▶

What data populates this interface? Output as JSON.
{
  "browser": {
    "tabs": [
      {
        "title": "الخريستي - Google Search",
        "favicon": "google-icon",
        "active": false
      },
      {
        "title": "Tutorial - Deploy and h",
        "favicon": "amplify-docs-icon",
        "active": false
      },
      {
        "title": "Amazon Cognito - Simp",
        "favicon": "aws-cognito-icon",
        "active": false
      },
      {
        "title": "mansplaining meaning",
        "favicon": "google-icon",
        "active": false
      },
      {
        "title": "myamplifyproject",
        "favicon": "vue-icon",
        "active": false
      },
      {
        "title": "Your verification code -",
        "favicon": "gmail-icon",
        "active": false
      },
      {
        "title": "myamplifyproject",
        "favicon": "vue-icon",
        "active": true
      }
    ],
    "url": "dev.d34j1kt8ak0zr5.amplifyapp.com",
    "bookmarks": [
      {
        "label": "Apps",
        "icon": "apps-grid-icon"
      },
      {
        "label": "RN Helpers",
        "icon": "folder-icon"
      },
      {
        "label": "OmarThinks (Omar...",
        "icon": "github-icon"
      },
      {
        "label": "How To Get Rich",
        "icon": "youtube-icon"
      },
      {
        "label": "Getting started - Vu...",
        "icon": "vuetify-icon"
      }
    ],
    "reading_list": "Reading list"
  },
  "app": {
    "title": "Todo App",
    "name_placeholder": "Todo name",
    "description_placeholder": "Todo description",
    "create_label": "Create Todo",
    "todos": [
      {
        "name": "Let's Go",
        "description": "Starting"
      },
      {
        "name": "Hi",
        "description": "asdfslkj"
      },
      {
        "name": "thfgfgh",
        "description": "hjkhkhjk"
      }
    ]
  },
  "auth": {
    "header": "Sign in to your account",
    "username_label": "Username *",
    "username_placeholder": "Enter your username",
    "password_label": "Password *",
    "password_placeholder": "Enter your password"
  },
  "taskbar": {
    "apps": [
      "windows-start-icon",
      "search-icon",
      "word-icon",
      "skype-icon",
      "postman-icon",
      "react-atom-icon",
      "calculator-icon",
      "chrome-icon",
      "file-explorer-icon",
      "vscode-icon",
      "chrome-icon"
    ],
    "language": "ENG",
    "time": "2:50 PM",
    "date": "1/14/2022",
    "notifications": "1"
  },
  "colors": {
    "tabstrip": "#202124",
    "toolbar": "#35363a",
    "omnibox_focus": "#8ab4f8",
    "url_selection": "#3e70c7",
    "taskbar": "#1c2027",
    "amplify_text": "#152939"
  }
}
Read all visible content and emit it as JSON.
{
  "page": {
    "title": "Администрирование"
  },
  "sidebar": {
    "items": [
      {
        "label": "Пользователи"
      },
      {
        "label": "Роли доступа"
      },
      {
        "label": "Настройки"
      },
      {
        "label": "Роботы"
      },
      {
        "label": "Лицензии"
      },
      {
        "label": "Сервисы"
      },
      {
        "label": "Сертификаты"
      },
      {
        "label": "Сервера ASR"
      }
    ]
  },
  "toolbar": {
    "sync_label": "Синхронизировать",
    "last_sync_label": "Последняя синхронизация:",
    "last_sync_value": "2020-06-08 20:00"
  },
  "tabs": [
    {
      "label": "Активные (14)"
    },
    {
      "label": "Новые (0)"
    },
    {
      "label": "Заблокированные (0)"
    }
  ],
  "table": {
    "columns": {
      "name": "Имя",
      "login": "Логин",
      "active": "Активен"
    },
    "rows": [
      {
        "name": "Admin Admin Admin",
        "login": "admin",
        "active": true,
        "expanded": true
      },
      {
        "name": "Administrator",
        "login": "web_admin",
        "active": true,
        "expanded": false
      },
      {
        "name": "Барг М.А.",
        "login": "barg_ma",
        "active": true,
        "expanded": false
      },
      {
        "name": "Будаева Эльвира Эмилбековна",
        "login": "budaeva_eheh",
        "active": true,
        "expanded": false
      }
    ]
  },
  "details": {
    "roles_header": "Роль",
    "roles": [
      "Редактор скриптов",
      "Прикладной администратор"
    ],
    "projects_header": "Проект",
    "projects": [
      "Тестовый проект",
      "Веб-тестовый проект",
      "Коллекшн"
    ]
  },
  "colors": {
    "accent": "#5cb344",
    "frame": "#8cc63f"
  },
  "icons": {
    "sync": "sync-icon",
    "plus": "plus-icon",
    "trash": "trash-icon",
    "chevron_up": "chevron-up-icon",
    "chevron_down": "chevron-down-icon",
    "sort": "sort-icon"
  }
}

◀

= Goal =
Copy every record exactly, with nothing added or dropped.

= Written answer =
What data populates this interface? Output as JSON.
{
  "browser": {
    "tabs": [
      {
        "title": "الخريستي - Google Search",
        "favicon": "google-icon",
        "active": false
      },
      {
        "title": "Tutorial - Deploy and h",
        "favicon": "amplify-docs-icon",
        "active": false
      },
      {
        "title": "Amazon Cognito - Simp",
        "favicon": "aws-cognito-icon",
        "active": false
      },
      {
        "title": "mansplaining meaning",
        "favicon": "google-icon",
        "active": false
      },
      {
        "title": "myamplifyproject",
        "favicon": "vue-icon",
        "active": false
      },
      {
        "title": "Your verification code -",
        "favicon": "gmail-icon",
        "active": false
      },
      {
        "title": "myamplifyproject",
        "favicon": "vue-icon",
        "active": true
      }
    ],
    "url": "dev.d34j1kt8ak0zr5.amplifyapp.com",
    "bookmarks": [
      {
        "label": "Apps",
        "icon": "apps-grid-icon"
      },
      {
        "label": "RN Helpers",
        "icon": "folder-icon"
      },
      {
        "label": "OmarThinks (Omar...",
        "icon": "github-icon"
      },
      {
        "label": "How To Get Rich",
        "icon": "youtube-icon"
      },
      {
        "label": "Getting started - Vu...",
        "icon": "vuetify-icon"
      }
    ],
    "reading_list": "Reading list"
  },
  "app": {
    "title": "Todo App",
    "name_placeholder": "Todo name",
    "description_placeholder": "Todo description",
    "create_label": "Create Todo",
    "todos": [
      {
        "name": "Let's Go",
        "description": "Starting"
      },
      {
        "name": "Hi",
        "description": "asdfslkj"
      },
      {
        "name": "thfgfgh",
        "description": "hjkhkhjk"
      }
    ]
  },
  "auth": {
    "header": "Sign in to your account",
    "username_label": "Username *",
    "username_placeholder": "Enter your username",
    "password_label": "Password *",
    "password_placeholder": "Enter your password"
  },
  "taskbar": {
    "apps": [
      "windows-start-icon",
      "search-icon",
      "word-icon",
      "skype-icon",
      "postman-icon",
      "react-atom-icon",
      "calculator-icon",
      "chrome-icon",
      "file-explorer-icon",
      "vscode-icon",
      "chrome-icon"
    ],
    "language": "ENG",
    "time": "2:50 PM",
    "date": "1/14/2022",
    "notifications": "1"
  },
  "colors": {
    "tabstrip": "#202124",
    "toolbar": "#35363a",
    "omnibox_focus": "#8ab4f8",
    "url_selection": "#3e70c7",
    "taskbar": "#1c2027",
    "amplify_text": "#152939"
  }
}
Read all visible content and emit it as JSON.
{
  "page": {
    "title": "Администрирование"
  },
  "sidebar": {
    "items": [
      {
        "label": "Пользователи"
      },
      {
        "label": "Роли доступа"
      },
      {
        "label": "Настройки"
      },
      {
        "label": "Роботы"
      },
      {
        "label": "Лицензии"
      },
      {
        "label": "Сервисы"
      },
      {
        "label": "Сертификаты"
      },
      {
        "label": "Сервера ASR"
      }
    ]
  },
  "toolbar": {
    "sync_label": "Синхронизировать",
    "last_sync_label": "Последняя синхронизация:",
    "last_sync_value": "2020-06-08 20:00"
  },
  "tabs": [
    {
      "label": "Активные (14)"
    },
    {
      "label": "Новые (0)"
    },
    {
      "label": "Заблокированные (0)"
    }
  ],
  "table": {
    "columns": {
      "name": "Имя",
      "login": "Логин",
      "active": "Активен"
    },
    "rows": [
      {
        "name": "Admin Admin Admin",
        "login": "admin",
        "active": true,
        "expanded": true
      },
      {
        "name": "Administrator",
        "login": "web_admin",
        "active": true,
        "expanded": false
      },
      {
        "name": "Барг М.А.",
        "login": "barg_ma",
        "active": true,
        "expanded": false
      },
      {
        "name": "Будаева Эльвира Эмилбековна",
        "login": "budaeva_eheh",
        "active": true,
        "expanded": false
      }
    ]
  },
  "details": {
    "roles_header": "Роль",
    "roles": [
      "Редактор скриптов",
      "Прикладной администратор"
    ],
    "projects_header": "Проект",
    "projects": [
      "Тестовый проект",
      "Веб-тестовый проект",
      "Коллекшн"
    ]
  },
  "colors": {
    "accent": "#5cb344",
    "frame": "#8cc63f"
  },
  "icons": {
    "sync": "sync-icon",
    "plus": "plus-icon",
    "trash": "trash-icon",
    "chevron_up": "chevron-up-icon",
    "chevron_down": "chevron-down-icon",
    "sort": "sort-icon"
  }
}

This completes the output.